▸ **What this task involves**
Retype each record shown below, leaving every character as it is.

● ● ● ● ●

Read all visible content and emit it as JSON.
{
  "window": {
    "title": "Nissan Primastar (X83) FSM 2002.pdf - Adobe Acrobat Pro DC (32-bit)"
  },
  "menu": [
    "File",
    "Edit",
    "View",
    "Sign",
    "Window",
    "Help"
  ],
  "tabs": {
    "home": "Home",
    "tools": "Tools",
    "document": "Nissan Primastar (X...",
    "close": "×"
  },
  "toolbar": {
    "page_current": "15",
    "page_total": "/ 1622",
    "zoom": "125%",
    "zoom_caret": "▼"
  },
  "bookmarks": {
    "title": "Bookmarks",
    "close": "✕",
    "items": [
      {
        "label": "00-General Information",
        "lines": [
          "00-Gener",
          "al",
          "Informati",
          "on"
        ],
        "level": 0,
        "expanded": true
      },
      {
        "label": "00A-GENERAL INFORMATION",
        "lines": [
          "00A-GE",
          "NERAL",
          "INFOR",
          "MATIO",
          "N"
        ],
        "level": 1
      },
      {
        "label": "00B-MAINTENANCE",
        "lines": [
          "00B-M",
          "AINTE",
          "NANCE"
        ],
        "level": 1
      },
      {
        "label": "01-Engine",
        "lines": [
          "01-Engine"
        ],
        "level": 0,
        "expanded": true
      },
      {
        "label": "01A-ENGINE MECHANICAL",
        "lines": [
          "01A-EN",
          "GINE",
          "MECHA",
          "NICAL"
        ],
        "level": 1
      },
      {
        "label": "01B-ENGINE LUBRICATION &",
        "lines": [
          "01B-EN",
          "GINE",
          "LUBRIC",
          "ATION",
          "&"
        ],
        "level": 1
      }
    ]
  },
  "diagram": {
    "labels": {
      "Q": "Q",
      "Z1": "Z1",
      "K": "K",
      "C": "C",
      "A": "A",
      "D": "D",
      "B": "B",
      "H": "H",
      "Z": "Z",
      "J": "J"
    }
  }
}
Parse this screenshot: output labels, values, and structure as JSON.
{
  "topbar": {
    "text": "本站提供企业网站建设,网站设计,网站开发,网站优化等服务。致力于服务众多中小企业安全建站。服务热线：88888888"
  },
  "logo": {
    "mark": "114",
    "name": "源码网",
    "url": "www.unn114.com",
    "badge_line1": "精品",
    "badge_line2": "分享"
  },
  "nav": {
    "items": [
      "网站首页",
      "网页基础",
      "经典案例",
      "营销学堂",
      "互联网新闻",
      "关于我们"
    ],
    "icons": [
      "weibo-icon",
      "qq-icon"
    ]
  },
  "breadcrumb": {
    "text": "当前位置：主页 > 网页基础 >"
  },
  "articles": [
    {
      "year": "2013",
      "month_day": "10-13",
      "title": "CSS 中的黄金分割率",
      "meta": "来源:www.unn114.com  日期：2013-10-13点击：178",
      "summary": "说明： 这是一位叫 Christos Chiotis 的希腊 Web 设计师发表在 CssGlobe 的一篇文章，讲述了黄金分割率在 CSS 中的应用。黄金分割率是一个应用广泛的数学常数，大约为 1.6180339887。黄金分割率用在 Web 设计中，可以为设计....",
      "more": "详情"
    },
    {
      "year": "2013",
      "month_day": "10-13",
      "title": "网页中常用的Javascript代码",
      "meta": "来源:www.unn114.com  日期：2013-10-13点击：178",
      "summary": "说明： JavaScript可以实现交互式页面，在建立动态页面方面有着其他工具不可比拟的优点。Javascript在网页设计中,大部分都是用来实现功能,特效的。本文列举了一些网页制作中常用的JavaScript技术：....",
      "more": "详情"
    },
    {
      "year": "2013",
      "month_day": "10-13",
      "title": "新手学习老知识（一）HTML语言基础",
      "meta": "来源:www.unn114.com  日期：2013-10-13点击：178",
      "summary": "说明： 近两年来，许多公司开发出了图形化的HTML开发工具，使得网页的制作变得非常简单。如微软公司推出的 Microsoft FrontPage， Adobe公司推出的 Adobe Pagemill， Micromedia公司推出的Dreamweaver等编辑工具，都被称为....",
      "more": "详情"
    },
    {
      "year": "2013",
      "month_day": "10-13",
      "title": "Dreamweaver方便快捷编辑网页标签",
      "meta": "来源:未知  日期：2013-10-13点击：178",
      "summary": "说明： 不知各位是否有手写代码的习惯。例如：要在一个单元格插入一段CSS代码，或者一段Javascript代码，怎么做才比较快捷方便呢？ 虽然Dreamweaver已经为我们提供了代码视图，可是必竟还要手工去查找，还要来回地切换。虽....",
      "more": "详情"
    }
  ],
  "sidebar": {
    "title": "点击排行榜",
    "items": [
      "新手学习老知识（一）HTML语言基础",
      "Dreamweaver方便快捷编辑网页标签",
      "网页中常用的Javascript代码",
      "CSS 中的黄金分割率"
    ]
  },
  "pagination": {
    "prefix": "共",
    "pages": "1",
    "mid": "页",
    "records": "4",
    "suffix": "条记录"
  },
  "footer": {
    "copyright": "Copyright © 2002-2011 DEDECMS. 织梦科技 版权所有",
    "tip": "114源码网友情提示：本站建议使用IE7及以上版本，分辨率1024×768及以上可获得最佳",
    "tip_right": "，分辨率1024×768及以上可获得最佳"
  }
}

● ● ● ● ●

▸ **Complete answer**
Read all visible content and emit it as JSON.
{
  "window": {
    "title": "Nissan Primastar (X83) FSM 2002.pdf - Adobe Acrobat Pro DC (32-bit)"
  },
  "menu": [
    "File",
    "Edit",
    "View",
    "Sign",
    "Window",
    "Help"
  ],
  "tabs": {
    "home": "Home",
    "tools": "Tools",
    "document": "Nissan Primastar (X...",
    "close": "×"
  },
  "toolbar": {
    "page_current": "15",
    "page_total": "/ 1622",
    "zoom": "125%",
    "zoom_caret": "▼"
  },
  "bookmarks": {
    "title": "Bookmarks",
    "close": "✕",
    "items": [
      {
        "label": "00-General Information",
        "lines": [
          "00-Gener",
          "al",
          "Informati",
          "on"
        ],
        "level": 0,
        "expanded": true
      },
      {
        "label": "00A-GENERAL INFORMATION",
        "lines": [
          "00A-GE",
          "NERAL",
          "INFOR",
          "MATIO",
          "N"
        ],
        "level": 1
      },
      {
        "label": "00B-MAINTENANCE",
        "lines": [
          "00B-M",
          "AINTE",
          "NANCE"
        ],
        "level": 1
      },
      {
        "label": "01-Engine",
        "lines": [
          "01-Engine"
        ],
        "level": 0,
        "expanded": true
      },
      {
        "label": "01A-ENGINE MECHANICAL",
        "lines": [
          "01A-EN",
          "GINE",
          "MECHA",
          "NICAL"
        ],
        "level": 1
      },
      {
        "label": "01B-ENGINE LUBRICATION &",
        "lines": [
          "01B-EN",
          "GINE",
          "LUBRIC",
          "ATION",
          "&"
        ],
        "level": 1
      }
    ]
  },
  "diagram": {
    "labels": {
      "Q": "Q",
      "Z1": "Z1",
      "K": "K",
      "C": "C",
      "A": "A",
      "D": "D",
      "B": "B",
      "H": "H",
      "Z": "Z",
      "J": "J"
    }
  }
}
Parse this screenshot: output labels, values, and structure as JSON.
{
  "topbar": {
    "text": "本站提供企业网站建设,网站设计,网站开发,网站优化等服务。致力于服务众多中小企业安全建站。服务热线：88888888"
  },
  "logo": {
    "mark": "114",
    "name": "源码网",
    "url": "www.unn114.com",
    "badge_line1": "精品",
    "badge_line2": "分享"
  },
  "nav": {
    "items": [
      "网站首页",
      "网页基础",
      "经典案例",
      "营销学堂",
      "互联网新闻",
      "关于我们"
    ],
    "icons": [
      "weibo-icon",
      "qq-icon"
    ]
  },
  "breadcrumb": {
    "text": "当前位置：主页 > 网页基础 >"
  },
  "articles": [
    {
      "year": "2013",
      "month_day": "10-13",
      "title": "CSS 中的黄金分割率",
      "meta": "来源:www.unn114.com  日期：2013-10-13点击：178",
      "summary": "说明： 这是一位叫 Christos Chiotis 的希腊 Web 设计师发表在 CssGlobe 的一篇文章，讲述了黄金分割率在 CSS 中的应用。黄金分割率是一个应用广泛的数学常数，大约为 1.6180339887。黄金分割率用在 Web 设计中，可以为设计....",
      "more": "详情"
    },
    {
      "year": "2013",
      "month_day": "10-13",
      "title": "网页中常用的Javascript代码",
      "meta": "来源:www.unn114.com  日期：2013-10-13点击：178",
      "summary": "说明： JavaScript可以实现交互式页面，在建立动态页面方面有着其他工具不可比拟的优点。Javascript在网页设计中,大部分都是用来实现功能,特效的。本文列举了一些网页制作中常用的JavaScript技术：....",
      "more": "详情"
    },
    {
      "year": "2013",
      "month_day": "10-13",
      "title": "新手学习老知识（一）HTML语言基础",
      "meta": "来源:www.unn114.com  日期：2013-10-13点击：178",
      "summary": "说明： 近两年来，许多公司开发出了图形化的HTML开发工具，使得网页的制作变得非常简单。如微软公司推出的 Microsoft FrontPage， Adobe公司推出的 Adobe Pagemill， Micromedia公司推出的Dreamweaver等编辑工具，都被称为....",
      "more": "详情"
    },
    {
      "year": "2013",
      "month_day": "10-13",
      "title": "Dreamweaver方便快捷编辑网页标签",
      "meta": "来源:未知  日期：2013-10-13点击：178",
      "summary": "说明： 不知各位是否有手写代码的习惯。例如：要在一个单元格插入一段CSS代码，或者一段Javascript代码，怎么做才比较快捷方便呢？ 虽然Dreamweaver已经为我们提供了代码视图，可是必竟还要手工去查找，还要来回地切换。虽....",
      "more": "详情"
    }
  ],
  "sidebar": {
    "title": "点击排行榜",
    "items": [
      "新手学习老知识（一）HTML语言基础",
      "Dreamweaver方便快捷编辑网页标签",
      "网页中常用的Javascript代码",
      "CSS 中的黄金分割率"
    ]
  },
  "pagination": {
    "prefix": "共",
    "pages": "1",
    "mid": "页",
    "records": "4",
    "suffix": "条记录"
  },
  "footer": {
    "copyright": "Copyright © 2002-2011 DEDECMS. 织梦科技 版权所有",
    "tip": "114源码网友情提示：本站建议使用IE7及以上版本，分辨率1024×768及以上可获得最佳",
    "tip_right": "，分辨率1024×768及以上可获得最佳"
  }
}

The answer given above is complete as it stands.